* Start TEXT SEGMENT *
British interests in the Maghreb should not be taken lightly. In 2017, trade between the UK and the Maghreb — the region of North Africa comprising Morocco, Algeria, and Tunisia — amounted to over $4.3 billion, while British official development assistance (ODA) in the region exceeded £20 million.

On both the economic and diplomatic fronts, the UK’s relations with the Maghreb have benefited from the EU’s active policy toward the region in the last 25 years. With the making of Association Agreements with the three countries, and through hundreds of millions of euros in ODA since the Barcelona Declaration in 1995, the EU has helped facilitate the Maghreb’s economic integration with Europe, lowering trade barriers and promoting market reform.

The UK’s impending exit from the EU will present a new chapter for British interests in and posture toward the region. If the UK is to find a trade-off for loss of diplomatic and economic heft, it will need to re-prioritize its engagement efforts. Policy continuity toward Morocco and Tunisia appears inevitable; Algeria, in contrast, promises great opportunity for an evolving relationship.

The shape of the UK’s interests in the Maghreb

The UK’s current posture toward the Maghreb is shaped largely by an interest in its stability. Britain’s strategic logic holds that the best preventative treatment for terrorism, irregular migration, disruption to trade, and other perceived threats is economic development alongside evolutionary democratization.

Within this approach, British ODA supports economic diversification, education, political inclusion, and democratization projects. Seeing the vulnerability engendered by poorly diversified economies, the UK tries to encourage a wider range of industries and more balanced markets. Morocco and Tunisia have in the past suffered from global shocks, which were felt by a large proportion of the population. Algeria’s considerable oil and gas resources have provided a greater cushion of foreign exchange reserves ($178 billion in 2014, though down to $88 billion in 2018), which have been used to relieve popular pressure in times of stress. However, this method tends to delay rather than resolve structural issues, leaving the country’s long-term stability at risk.
* End TEXT SEGMENT *
#### [EXERCISE REQUIREMENTS]
**A)** Say whether each statement below agrees with the text on British interests in the Maghreb: (i) trade between the UK and the Maghreb in 2017 came to more than $4.3 billion; (ii) the Barcelona Declaration dates from 2005; (iii) Algeria's foreign exchange reserves grew from 2014 to 2018. For each one, please answer yes or no and quote the words from the text that settle it.
**B)** Go on with the text on British interests in the Maghreb, starting right after its final sentence.
* Start RECORDS SHOWN *
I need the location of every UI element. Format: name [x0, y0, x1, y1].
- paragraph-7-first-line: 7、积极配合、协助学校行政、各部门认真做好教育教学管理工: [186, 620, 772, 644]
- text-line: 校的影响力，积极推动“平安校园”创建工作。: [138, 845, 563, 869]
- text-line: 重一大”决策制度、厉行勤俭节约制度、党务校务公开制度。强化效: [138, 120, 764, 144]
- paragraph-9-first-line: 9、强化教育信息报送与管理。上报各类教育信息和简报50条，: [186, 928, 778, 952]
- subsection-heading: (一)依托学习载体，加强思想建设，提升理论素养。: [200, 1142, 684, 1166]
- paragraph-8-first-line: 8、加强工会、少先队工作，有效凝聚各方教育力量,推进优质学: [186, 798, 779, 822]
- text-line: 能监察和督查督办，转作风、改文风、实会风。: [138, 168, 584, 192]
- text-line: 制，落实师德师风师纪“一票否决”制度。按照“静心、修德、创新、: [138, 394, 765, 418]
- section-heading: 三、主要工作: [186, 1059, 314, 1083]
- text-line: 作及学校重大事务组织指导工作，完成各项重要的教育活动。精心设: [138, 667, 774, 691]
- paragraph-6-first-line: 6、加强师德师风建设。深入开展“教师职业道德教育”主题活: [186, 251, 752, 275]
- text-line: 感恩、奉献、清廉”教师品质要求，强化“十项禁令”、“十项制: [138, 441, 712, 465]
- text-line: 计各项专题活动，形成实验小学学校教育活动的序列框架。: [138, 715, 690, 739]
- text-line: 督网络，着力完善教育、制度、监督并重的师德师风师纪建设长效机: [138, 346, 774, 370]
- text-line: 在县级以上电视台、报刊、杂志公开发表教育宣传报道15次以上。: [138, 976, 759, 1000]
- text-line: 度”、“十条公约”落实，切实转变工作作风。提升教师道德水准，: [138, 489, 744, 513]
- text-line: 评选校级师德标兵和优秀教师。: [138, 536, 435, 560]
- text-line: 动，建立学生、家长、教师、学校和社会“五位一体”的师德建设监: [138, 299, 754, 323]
* End RECORDS SHOWN *
#### [ANSWERS IN ORDER]
**A)**
(i) Yes: "trade between the UK and the Maghreb — the region of North Africa comprising Morocco, Algeria, and Tunisia — amounted to over $4.3 billion"
(ii) No: "since the Barcelona Declaration in 1995"
(iii) No: "($178 billion in 2014, though down to $88 billion in 2018)"

**B)**
In addition to these upstream interventions, the UK acts more directly through security assistance or security sector reform projects, such as its considerable support to the Tunisian security sector after the Tunis and Sousse attacks of 2015, or its assistance to Morocco on penal reform. According to the UK’s national security strategy, North Africa is a particular area of concern when it comes to radicalization and terrorism. In 2013, after the attack on the In Amenas facility in Algeria where seven Britons died, the UK announced direct security cooperation with the Algerian government. It is difficult to know the extent to which this continues to function.

In overall trade terms, British interests in the Maghreb are in fact relatively modest. Numbers in the billions are always eye-catching, but in 2017 UK trade with the Maghreb accounted for less than 0.5 percent of total British global imports and exports. British companies in the Maghreb face notable challenges to doing business, in particular protectionist trade regimes and market regulation, including 51:49 local ownership rules. However, the UK is seeking to advance market liberalization and trade integration with the region

UK trade with the Maghreb does include a strategic commodity in significant quantities: hydrocarbons. Algeria is the UK’s fourth-largest hydrocarbons supplier, and the country is a source that the UK has a clear interest in maintaining. While far from being the sole concern, oil and gas tie neatly together British interests in Algeria. The UK has an interest in Algeria liberalizing its hydrocarbons sector to facilitate further British investment, to ensure that production suffices both for export to the UK and for growing domestic demand, and so that the hydrocarbons-dependent Algerian economy does not depress and unleash destabilizing forces.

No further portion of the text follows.